TASK DIRECTIONS:
Leaving out every picture, quote the data below exactly as it appears.

* * * * * * *

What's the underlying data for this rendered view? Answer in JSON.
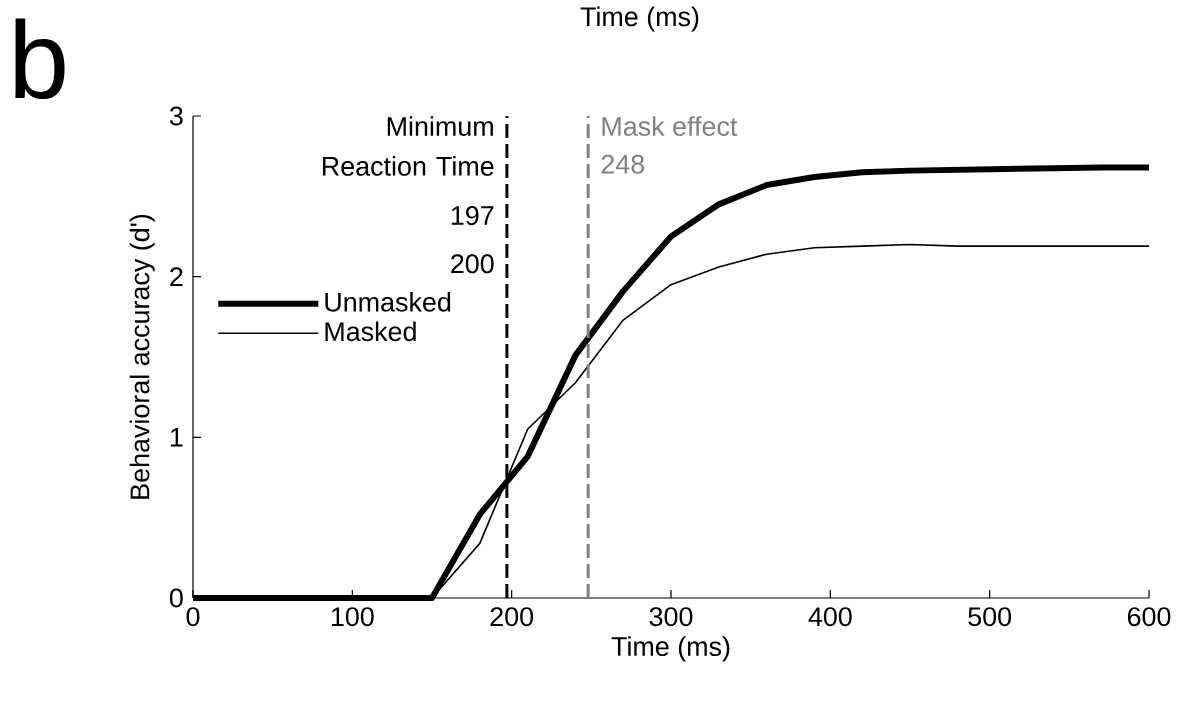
{
  "chart_data": {
    "type": "line",
    "xlabel": "Time (ms)",
    "ylabel": "Behavioral accuracy (d')",
    "x": [
      0,
      30,
      60,
      90,
      120,
      150,
      180,
      210,
      240,
      270,
      300,
      330,
      360,
      390,
      420,
      450,
      480,
      510,
      540,
      570,
      600
    ],
    "series": [
      {
        "name": "Unmasked",
        "color": "#000000",
        "values": [
          0,
          0,
          0,
          0,
          0,
          0,
          0.52,
          0.88,
          1.51,
          1.91,
          2.25,
          2.45,
          2.57,
          2.62,
          2.65,
          2.66,
          2.665,
          2.67,
          2.675,
          2.68,
          2.68
        ]
      },
      {
        "name": "Masked",
        "color": "#000000",
        "values": [
          0,
          0,
          0,
          0,
          0,
          0,
          0.34,
          1.05,
          1.34,
          1.73,
          1.95,
          2.06,
          2.14,
          2.18,
          2.19,
          2.2,
          2.19,
          2.19,
          2.19,
          2.19,
          2.19
        ]
      }
    ],
    "xlim": [
      0,
      600
    ],
    "ylim": [
      0,
      3
    ],
    "xticks": [
      0,
      100,
      200,
      300,
      400,
      500,
      600
    ],
    "yticks": [
      0,
      1,
      2,
      3
    ],
    "ref_lines": [
      {
        "axis": "x",
        "value": 197,
        "label": "Minimum Reaction Time",
        "color": "#000000",
        "line_style": "dashed"
      },
      {
        "axis": "x",
        "value": 248,
        "label": "Mask effect",
        "color": "#808080",
        "line_style": "dashed"
      }
    ],
    "annotations": [
      "b",
      "Time (ms)",
      "197",
      "200",
      "248"
    ],
    "legend": "left",
    "grid": false,
    "marker": "none",
    "line_style": "solid"
  }
}
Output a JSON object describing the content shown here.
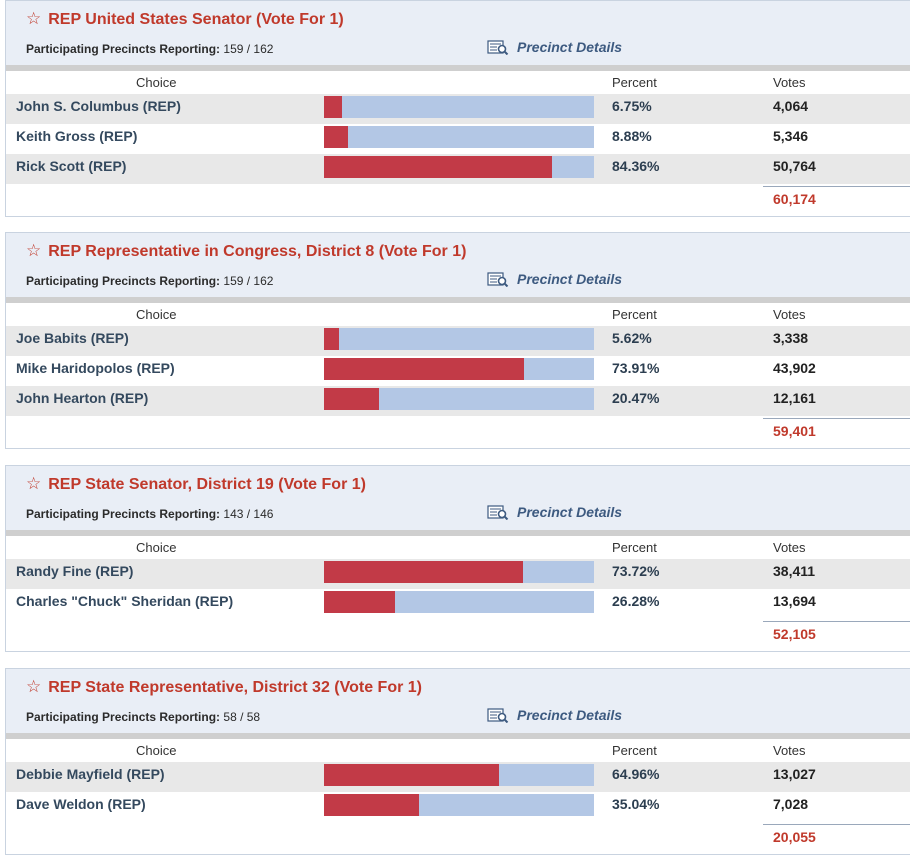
{
  "columns": {
    "choice": "Choice",
    "percent": "Percent",
    "votes": "Votes"
  },
  "reporting_label": "Participating Precincts Reporting:",
  "precinct_details_label": "Precinct Details",
  "colors": {
    "title": "#c0392b",
    "bar_fill": "#c23a47",
    "bar_track": "#b3c7e5"
  },
  "races": [
    {
      "title": "REP United States Senator (Vote For 1)",
      "reporting": "159 / 162",
      "candidates": [
        {
          "name": "John S. Columbus (REP)",
          "percent": "6.75%",
          "share": 6.75,
          "votes": "4,064"
        },
        {
          "name": "Keith Gross (REP)",
          "percent": "8.88%",
          "share": 8.88,
          "votes": "5,346"
        },
        {
          "name": "Rick Scott (REP)",
          "percent": "84.36%",
          "share": 84.36,
          "votes": "50,764"
        }
      ],
      "total": "60,174"
    },
    {
      "title": "REP Representative in Congress, District 8 (Vote For 1)",
      "reporting": "159 / 162",
      "candidates": [
        {
          "name": "Joe Babits (REP)",
          "percent": "5.62%",
          "share": 5.62,
          "votes": "3,338"
        },
        {
          "name": "Mike Haridopolos (REP)",
          "percent": "73.91%",
          "share": 73.91,
          "votes": "43,902"
        },
        {
          "name": "John Hearton (REP)",
          "percent": "20.47%",
          "share": 20.47,
          "votes": "12,161"
        }
      ],
      "total": "59,401"
    },
    {
      "title": "REP State Senator, District 19 (Vote For 1)",
      "reporting": "143 / 146",
      "candidates": [
        {
          "name": "Randy Fine (REP)",
          "percent": "73.72%",
          "share": 73.72,
          "votes": "38,411"
        },
        {
          "name": "Charles \"Chuck\" Sheridan (REP)",
          "percent": "26.28%",
          "share": 26.28,
          "votes": "13,694"
        }
      ],
      "total": "52,105"
    },
    {
      "title": "REP State Representative, District 32 (Vote For 1)",
      "reporting": "58 / 58",
      "candidates": [
        {
          "name": "Debbie Mayfield (REP)",
          "percent": "64.96%",
          "share": 64.96,
          "votes": "13,027"
        },
        {
          "name": "Dave Weldon (REP)",
          "percent": "35.04%",
          "share": 35.04,
          "votes": "7,028"
        }
      ],
      "total": "20,055"
    }
  ]
}
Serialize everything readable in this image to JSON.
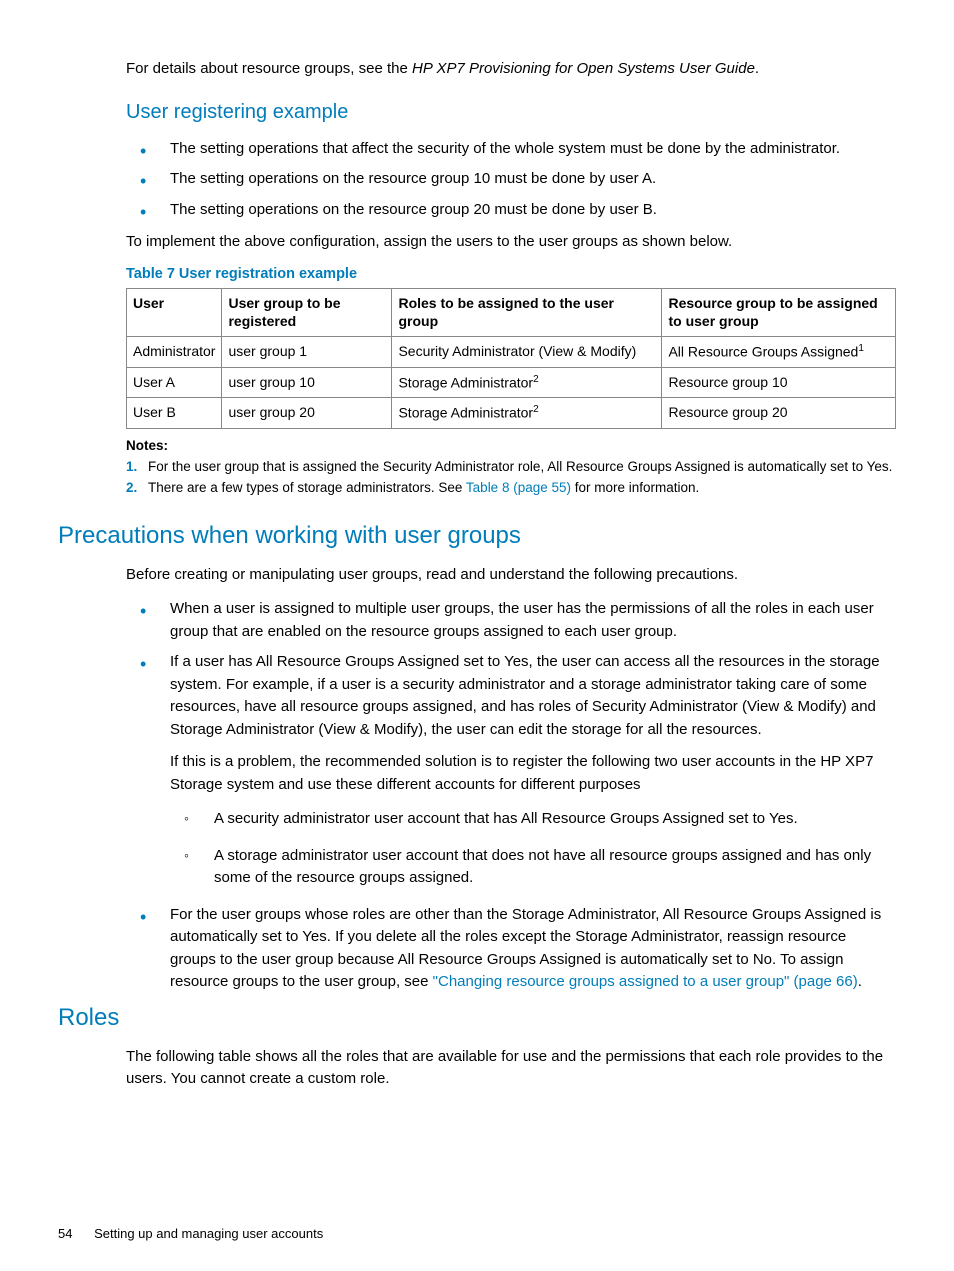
{
  "intro": {
    "prefix": "For details about resource groups, see the ",
    "italic": "HP XP7 Provisioning for Open Systems User Guide",
    "suffix": "."
  },
  "section1": {
    "title": "User registering example",
    "bullets": [
      "The setting operations that affect the security of the whole system must be done by the administrator.",
      "The setting operations on the resource group 10 must be done by user A.",
      "The setting operations on the resource group 20 must be done by user B."
    ],
    "after_bullets": "To implement the above configuration, assign the users to the user groups as shown below."
  },
  "table": {
    "caption": "Table 7 User registration example",
    "headers": [
      "User",
      "User group to be registered",
      "Roles to be assigned to the user group",
      "Resource group to be assigned to user group"
    ],
    "rows": [
      {
        "user": "Administrator",
        "group": "user group 1",
        "roles": "Security Administrator (View & Modify)",
        "rg": "All Resource Groups Assigned",
        "rg_sup": "1"
      },
      {
        "user": "User A",
        "group": "user group 10",
        "roles": "Storage Administrator",
        "roles_sup": "2",
        "rg": "Resource group 10"
      },
      {
        "user": "User B",
        "group": "user group 20",
        "roles": "Storage Administrator",
        "roles_sup": "2",
        "rg": "Resource group 20"
      }
    ]
  },
  "notes": {
    "title": "Notes:",
    "items": [
      {
        "num": "1.",
        "text": "For the user group that is assigned the Security Administrator role, All Resource Groups Assigned is automatically set to Yes."
      },
      {
        "num": "2.",
        "text_before": "There are a few types of storage administrators. See ",
        "link": "Table 8 (page 55)",
        "text_after": " for more information."
      }
    ]
  },
  "section2": {
    "title": "Precautions when working with user groups",
    "intro": "Before creating or manipulating user groups, read and understand the following precautions.",
    "bullets": [
      {
        "paras": [
          "When a user is assigned to multiple user groups, the user has the permissions of all the roles in each user group that are enabled on the resource groups assigned to each user group."
        ]
      },
      {
        "paras": [
          "If a user has All Resource Groups Assigned set to Yes, the user can access all the resources in the storage system. For example, if a user is a security administrator and a storage administrator taking care of some resources, have all resource groups assigned, and has roles of Security Administrator (View & Modify) and Storage Administrator (View & Modify), the user can edit the storage for all the resources.",
          "If this is a problem, the recommended solution is to register the following two user accounts in the HP XP7 Storage system and use these different accounts for different purposes"
        ],
        "sub": [
          "A security administrator user account that has All Resource Groups Assigned set to Yes.",
          "A storage administrator user account that does not have all resource groups assigned and has only some of the resource groups assigned."
        ]
      },
      {
        "paras_with_link": {
          "before": "For the user groups whose roles are other than the Storage Administrator, All Resource Groups Assigned is automatically set to Yes. If you delete all the roles except the Storage Administrator, reassign resource groups to the user group because All Resource Groups Assigned is automatically set to No. To assign resource groups to the user group, see ",
          "link": "\"Changing resource groups assigned to a user group\" (page 66)",
          "after": "."
        }
      }
    ]
  },
  "section3": {
    "title": "Roles",
    "text": "The following table shows all the roles that are available for use and the permissions that each role provides to the users. You cannot create a custom role."
  },
  "footer": {
    "page": "54",
    "chapter": "Setting up and managing user accounts"
  }
}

* * * * * * *

SOLUTION TO THE EXERCISE:
What's the underlying data for this rendered view? Answer in JSON.
{
  "chart_data": {
    "type": "line",
    "xlabel": "Time (ms)",
    "ylabel": "Behavioral accuracy (d')",
    "x": [
      0,
      30,
      60,
      90,
      120,
      150,
      180,
      210,
      240,
      270,
      300,
      330,
      360,
      390,
      420,
      450,
      480,
      510,
      540,
      570,
      600
    ],
    "series": [
      {
        "name": "Unmasked",
        "color": "#000000",
        "values": [
          0,
          0,
          0,
          0,
          0,
          0,
          0.52,
          0.88,
          1.51,
          1.91,
          2.25,
          2.45,
          2.57,
          2.62,
          2.65,
          2.66,
          2.665,
          2.67,
          2.675,
          2.68,
          2.68
        ]
      },
      {
        "name": "Masked",
        "color": "#000000",
        "values": [
          0,
          0,
          0,
          0,
          0,
          0,
          0.34,
          1.05,
          1.34,
          1.73,
          1.95,
          2.06,
          2.14,
          2.18,
          2.19,
          2.2,
          2.19,
          2.19,
          2.19,
          2.19,
          2.19
        ]
      }
    ],
    "xlim": [
      0,
      600
    ],
    "ylim": [
      0,
      3
    ],
    "xticks": [
      0,
      100,
      200,
      300,
      400,
      500,
      600
    ],
    "yticks": [
      0,
      1,
      2,
      3
    ],
    "ref_lines": [
      {
        "axis": "x",
        "value": 197,
        "label": "Minimum Reaction Time",
        "color": "#000000",
        "line_style": "dashed"
      },
      {
        "axis": "x",
        "value": 248,
        "label": "Mask effect",
        "color": "#808080",
        "line_style": "dashed"
      }
    ],
    "annotations": [
      "b",
      "Time (ms)",
      "197",
      "200",
      "248"
    ],
    "legend": "left",
    "grid": false,
    "marker": "none",
    "line_style": "solid"
  }
}
Output a JSON object describing the content shown here.
{
  "columns": {
    "choice": "Choice",
    "percent": "Percent",
    "votes": "Votes"
  },
  "reporting_label": "Participating Precincts Reporting:",
  "precinct_details_label": "Precinct Details",
  "colors": {
    "title": "#c0392b",
    "bar_fill": "#c23a47",
    "bar_track": "#b3c7e5"
  },
  "races": [
    {
      "title": "REP United States Senator (Vote For 1)",
      "reporting": "159 / 162",
      "candidates": [
        {
          "name": "John S. Columbus (REP)",
          "percent": "6.75%",
          "share": 6.75,
          "votes": "4,064"
        },
        {
          "name": "Keith Gross (REP)",
          "percent": "8.88%",
          "share": 8.88,
          "votes": "5,346"
        },
        {
          "name": "Rick Scott (REP)",
          "percent": "84.36%",
          "share": 84.36,
          "votes": "50,764"
        }
      ],
      "total": "60,174"
    },
    {
      "title": "REP Representative in Congress, District 8 (Vote For 1)",
      "reporting": "159 / 162",
      "candidates": [
        {
          "name": "Joe Babits (REP)",
          "percent": "5.62%",
          "share": 5.62,
          "votes": "3,338"
        },
        {
          "name": "Mike Haridopolos (REP)",
          "percent": "73.91%",
          "share": 73.91,
          "votes": "43,902"
        },
        {
          "name": "John Hearton (REP)",
          "percent": "20.47%",
          "share": 20.47,
          "votes": "12,161"
        }
      ],
      "total": "59,401"
    },
    {
      "title": "REP State Senator, District 19 (Vote For 1)",
      "reporting": "143 / 146",
      "candidates": [
        {
          "name": "Randy Fine (REP)",
          "percent": "73.72%",
          "share": 73.72,
          "votes": "38,411"
        },
        {
          "name": "Charles \"Chuck\" Sheridan (REP)",
          "percent": "26.28%",
          "share": 26.28,
          "votes": "13,694"
        }
      ],
      "total": "52,105"
    },
    {
      "title": "REP State Representative, District 32 (Vote For 1)",
      "reporting": "58 / 58",
      "candidates": [
        {
          "name": "Debbie Mayfield (REP)",
          "percent": "64.96%",
          "share": 64.96,
          "votes": "13,027"
        },
        {
          "name": "Dave Weldon (REP)",
          "percent": "35.04%",
          "share": 35.04,
          "votes": "7,028"
        }
      ],
      "total": "20,055"
    }
  ]
}
Serialize everything readable in this image to JSON.
{
  "intro": {
    "prefix": "For details about resource groups, see the ",
    "italic": "HP XP7 Provisioning for Open Systems User Guide",
    "suffix": "."
  },
  "section1": {
    "title": "User registering example",
    "bullets": [
      "The setting operations that affect the security of the whole system must be done by the administrator.",
      "The setting operations on the resource group 10 must be done by user A.",
      "The setting operations on the resource group 20 must be done by user B."
    ],
    "after_bullets": "To implement the above configuration, assign the users to the user groups as shown below."
  },
  "table": {
    "caption": "Table 7 User registration example",
    "headers": [
      "User",
      "User group to be registered",
      "Roles to be assigned to the user group",
      "Resource group to be assigned to user group"
    ],
    "rows": [
      {
        "user": "Administrator",
        "group": "user group 1",
        "roles": "Security Administrator (View & Modify)",
        "rg": "All Resource Groups Assigned",
        "rg_sup": "1"
      },
      {
        "user": "User A",
        "group": "user group 10",
        "roles": "Storage Administrator",
        "roles_sup": "2",
        "rg": "Resource group 10"
      },
      {
        "user": "User B",
        "group": "user group 20",
        "roles": "Storage Administrator",
        "roles_sup": "2",
        "rg": "Resource group 20"
      }
    ]
  },
  "notes": {
    "title": "Notes:",
    "items": [
      {
        "num": "1.",
        "text": "For the user group that is assigned the Security Administrator role, All Resource Groups Assigned is automatically set to Yes."
      },
      {
        "num": "2.",
        "text_before": "There are a few types of storage administrators. See ",
        "link": "Table 8 (page 55)",
        "text_after": " for more information."
      }
    ]
  },
  "section2": {
    "title": "Precautions when working with user groups",
    "intro": "Before creating or manipulating user groups, read and understand the following precautions.",
    "bullets": [
      {
        "paras": [
          "When a user is assigned to multiple user groups, the user has the permissions of all the roles in each user group that are enabled on the resource groups assigned to each user group."
        ]
      },
      {
        "paras": [
          "If a user has All Resource Groups Assigned set to Yes, the user can access all the resources in the storage system. For example, if a user is a security administrator and a storage administrator taking care of some resources, have all resource groups assigned, and has roles of Security Administrator (View & Modify) and Storage Administrator (View & Modify), the user can edit the storage for all the resources.",
          "If this is a problem, the recommended solution is to register the following two user accounts in the HP XP7 Storage system and use these different accounts for different purposes"
        ],
        "sub": [
          "A security administrator user account that has All Resource Groups Assigned set to Yes.",
          "A storage administrator user account that does not have all resource groups assigned and has only some of the resource groups assigned."
        ]
      },
      {
        "paras_with_link": {
          "before": "For the user groups whose roles are other than the Storage Administrator, All Resource Groups Assigned is automatically set to Yes. If you delete all the roles except the Storage Administrator, reassign resource groups to the user group because All Resource Groups Assigned is automatically set to No. To assign resource groups to the user group, see ",
          "link": "\"Changing resource groups assigned to a user group\" (page 66)",
          "after": "."
        }
      }
    ]
  },
  "section3": {
    "title": "Roles",
    "text": "The following table shows all the roles that are available for use and the permissions that each role provides to the users. You cannot create a custom role."
  },
  "footer": {
    "page": "54",
    "chapter": "Setting up and managing user accounts"
  }
}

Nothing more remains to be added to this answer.